▶ **Your instructions**: Copy every line of the listing that holds the string "persists".

(Records about charts and figures)
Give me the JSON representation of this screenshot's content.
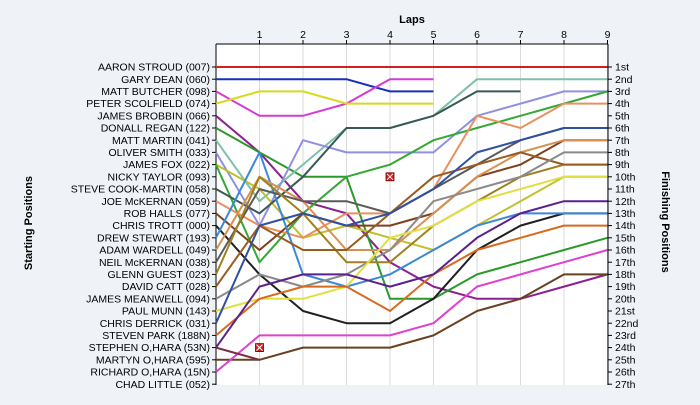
{
  "chart_data": {
    "type": "line",
    "title": "Laps",
    "ylabel_left": "Starting Positions",
    "ylabel_right": "Finishing Positions",
    "x_ticks": [
      1,
      2,
      3,
      4,
      5,
      6,
      7,
      8,
      9
    ],
    "xlim": [
      0,
      9
    ],
    "grid": true,
    "position_labels": [
      "1st",
      "2nd",
      "3rd",
      "4th",
      "5th",
      "6th",
      "7th",
      "8th",
      "9th",
      "10th",
      "11th",
      "12th",
      "13th",
      "14th",
      "15th",
      "16th",
      "17th",
      "18th",
      "19th",
      "20th",
      "21st",
      "22nd",
      "23rd",
      "24th",
      "25th",
      "26th",
      "27th"
    ],
    "drivers": [
      "AARON STROUD (007)",
      "GARY DEAN (060)",
      "MATT BUTCHER (098)",
      "PETER SCOLFIELD (074)",
      "JAMES BROBBIN (066)",
      "DONALL REGAN (122)",
      "MATT MARTIN (041)",
      "OLIVER SMITH (033)",
      "JAMES FOX (022)",
      "NICKY TAYLOR (093)",
      "STEVE COOK-MARTIN (058)",
      "JOE McKERNAN (059)",
      "ROB HALLS (077)",
      "CHRIS TROTT (000)",
      "DREW STEWART (193)",
      "ADAM WARDELL (049)",
      "NEIL McKERNAN (038)",
      "GLENN GUEST (023)",
      "DAVID CATT (028)",
      "JAMES MEANWELL (094)",
      "PAUL MUNN (143)",
      "CHRIS DERRICK (031)",
      "STEVEN PARK (188N)",
      "STEPHEN O,HARA (53N)",
      "MARTYN O,HARA (595)",
      "RICHARD O,HARA (15N)",
      "CHAD LITTLE (052)"
    ],
    "series": [
      {
        "color": "#d22020",
        "positions": [
          1,
          1,
          1,
          1,
          1,
          1,
          1,
          1,
          1,
          1
        ]
      },
      {
        "color": "#1a2fb8",
        "positions": [
          2,
          2,
          2,
          2,
          3,
          3
        ]
      },
      {
        "color": "#d63ad6",
        "positions": [
          3,
          5,
          5,
          4,
          2,
          2
        ]
      },
      {
        "color": "#d8d820",
        "positions": [
          4,
          3,
          3,
          4,
          4,
          4
        ]
      },
      {
        "color": "#8b2090",
        "positions": [
          5,
          8,
          12,
          13,
          17,
          19,
          20,
          20,
          19,
          18
        ]
      },
      {
        "color": "#2a9a2a",
        "positions": [
          6,
          8,
          10,
          10,
          20,
          20,
          18,
          17,
          16,
          15
        ]
      },
      {
        "color": "#7dc2a8",
        "positions": [
          7,
          12,
          9,
          6,
          6,
          5,
          2,
          2,
          2,
          2
        ]
      },
      {
        "color": "#9090e0",
        "positions": [
          8,
          14,
          7,
          8,
          8,
          8,
          5,
          4,
          3,
          3
        ]
      },
      {
        "color": "#c0c030",
        "positions": [
          9,
          11,
          15,
          14,
          15,
          16,
          14,
          12,
          10,
          10
        ]
      },
      {
        "color": "#34a834",
        "positions": [
          9,
          17,
          13,
          10,
          9,
          7,
          6,
          5,
          4,
          3
        ]
      },
      {
        "color": "#3a5858",
        "positions": [
          11,
          13,
          10,
          6,
          6,
          5,
          3,
          3
        ]
      },
      {
        "color": "#e89060",
        "positions": [
          12,
          14,
          15,
          13,
          13,
          11,
          5,
          6,
          4,
          4
        ]
      },
      {
        "color": "#804020",
        "positions": [
          13,
          16,
          13,
          14,
          14,
          13,
          10,
          9,
          7,
          7
        ]
      },
      {
        "color": "#202020",
        "positions": [
          14,
          18,
          21,
          22,
          22,
          20,
          16,
          14,
          13,
          13
        ]
      },
      {
        "color": "#3a88d8",
        "positions": [
          15,
          8,
          18,
          19,
          18,
          16,
          14,
          13,
          13,
          13
        ]
      },
      {
        "color": "#d89050",
        "positions": [
          16,
          10,
          12,
          16,
          16,
          13,
          10,
          8,
          7,
          7
        ]
      },
      {
        "color": "#5a5a5a",
        "positions": [
          17,
          11,
          12,
          12,
          13,
          11,
          9,
          7,
          6,
          6
        ]
      },
      {
        "color": "#a08020",
        "positions": [
          18,
          10,
          13,
          17,
          17,
          14,
          12,
          10,
          9,
          9
        ]
      },
      {
        "color": "#9a5a20",
        "positions": [
          19,
          14,
          16,
          16,
          13,
          10,
          9,
          8,
          9,
          9
        ]
      },
      {
        "color": "#8a8a8a",
        "positions": [
          20,
          18,
          19,
          18,
          16,
          12,
          11,
          10,
          8,
          8
        ]
      },
      {
        "color": "#e0e040",
        "positions": [
          21,
          20,
          20,
          19,
          15,
          14,
          12,
          11,
          10,
          10
        ]
      },
      {
        "color": "#3050a0",
        "positions": [
          22,
          14,
          13,
          14,
          13,
          11,
          8,
          7,
          6,
          6
        ]
      },
      {
        "color": "#d86a20",
        "positions": [
          23,
          20,
          19,
          19,
          21,
          18,
          16,
          15,
          14,
          14
        ]
      },
      {
        "color": "#5a2090",
        "positions": [
          24,
          19,
          18,
          18,
          19,
          18,
          15,
          13,
          12,
          12
        ]
      },
      {
        "color": "#6a4020",
        "positions": [
          25,
          25,
          24,
          24,
          24,
          23,
          21,
          20,
          18,
          18
        ]
      },
      {
        "color": "#e040d0",
        "positions": [
          26,
          23,
          23,
          23,
          23,
          22,
          19,
          18,
          17,
          16
        ]
      },
      {
        "color": "#7a3040",
        "positions": [
          24,
          25
        ]
      }
    ],
    "retirements": [
      {
        "lap": 1,
        "position": 24
      },
      {
        "lap": 4,
        "position": 10
      }
    ]
  }
}
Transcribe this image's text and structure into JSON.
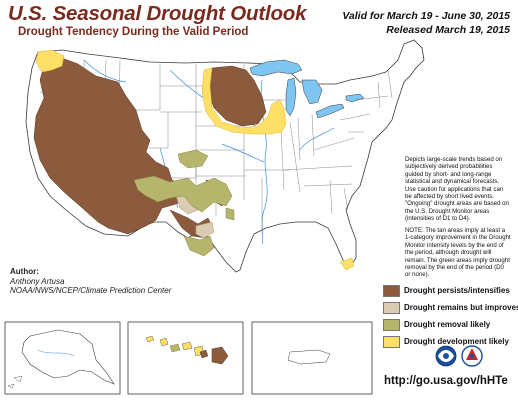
{
  "header": {
    "title": "U.S. Seasonal Drought Outlook",
    "subtitle": "Drought Tendency During the Valid Period",
    "valid": "Valid for March 19 - June 30, 2015",
    "released": "Released March 19, 2015"
  },
  "description": "Depicts large-scale trends based on subjectively derived probabilities guided by short- and long-range statistical and dynamical forecasts. Use caution for applications that can be affected by short lived events. \"Ongoing\" drought areas are based on the U.S. Drought Monitor areas (intensities of D1 to D4).",
  "note": "NOTE: The tan areas imply at least a 1-category improvement in the Drought Monitor intensity levels by the end of the period, although drought will remain. The green areas imply drought removal by the end of the period (D0 or none).",
  "author": {
    "label": "Author:",
    "name": "Anthony Artusa",
    "org": "NOAA/NWS/NCEP/Climate Prediction Center"
  },
  "legend": [
    {
      "label": "Drought persists/intensifies",
      "color": "#8c5a3c"
    },
    {
      "label": "Drought remains but improves",
      "color": "#dccbb3"
    },
    {
      "label": "Drought removal likely",
      "color": "#b5b56c"
    },
    {
      "label": "Drought development likely",
      "color": "#ffe066"
    }
  ],
  "url": "http://go.usa.gov/hHTe",
  "colors": {
    "persists": "#8c5a3c",
    "improves": "#dccbb3",
    "removal": "#b5b56c",
    "development": "#ffe066",
    "water": "#7fc5f2",
    "title": "#7b2a1e"
  },
  "icons": {
    "noaa_logo": "noaa-logo-icon",
    "nws_logo": "nws-logo-icon"
  }
}
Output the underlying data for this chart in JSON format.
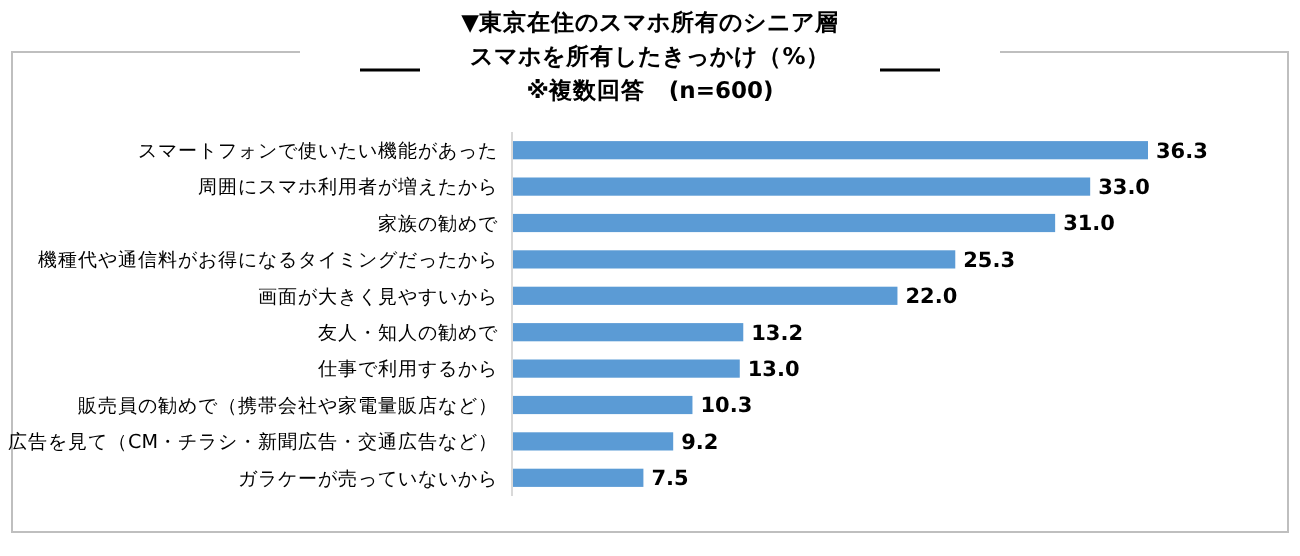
{
  "chart_data": {
    "type": "bar",
    "orientation": "horizontal",
    "title": "▼東京在住のスマホ所有のシニア層",
    "subtitle": "スマホを所有したきっかけ（%）",
    "annotations": [
      "※複数回答　(n=600)"
    ],
    "categories": [
      "スマートフォンで使いたい機能があった",
      "周囲にスマホ利用者が増えたから",
      "家族の勧めで",
      "機種代や通信料がお得になるタイミングだったから",
      "画面が大きく見やすいから",
      "友人・知人の勧めで",
      "仕事で利用するから",
      "販売員の勧めで（携帯会社や家電量販店など）",
      "広告を見て（CM・チラシ・新聞広告・交通広告など）",
      "ガラケーが売っていないから"
    ],
    "values": [
      36.3,
      33.0,
      31.0,
      25.3,
      22.0,
      13.2,
      13.0,
      10.3,
      9.2,
      7.5
    ],
    "value_labels": [
      "36.3",
      "33.0",
      "31.0",
      "25.3",
      "22.0",
      "13.2",
      "13.0",
      "10.3",
      "9.2",
      "7.5"
    ],
    "color": "#5b9bd5"
  }
}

▶ **Answer to this problem**:
      "label": "Drought persists/intensifies",
    "persists": "#8c5a3c",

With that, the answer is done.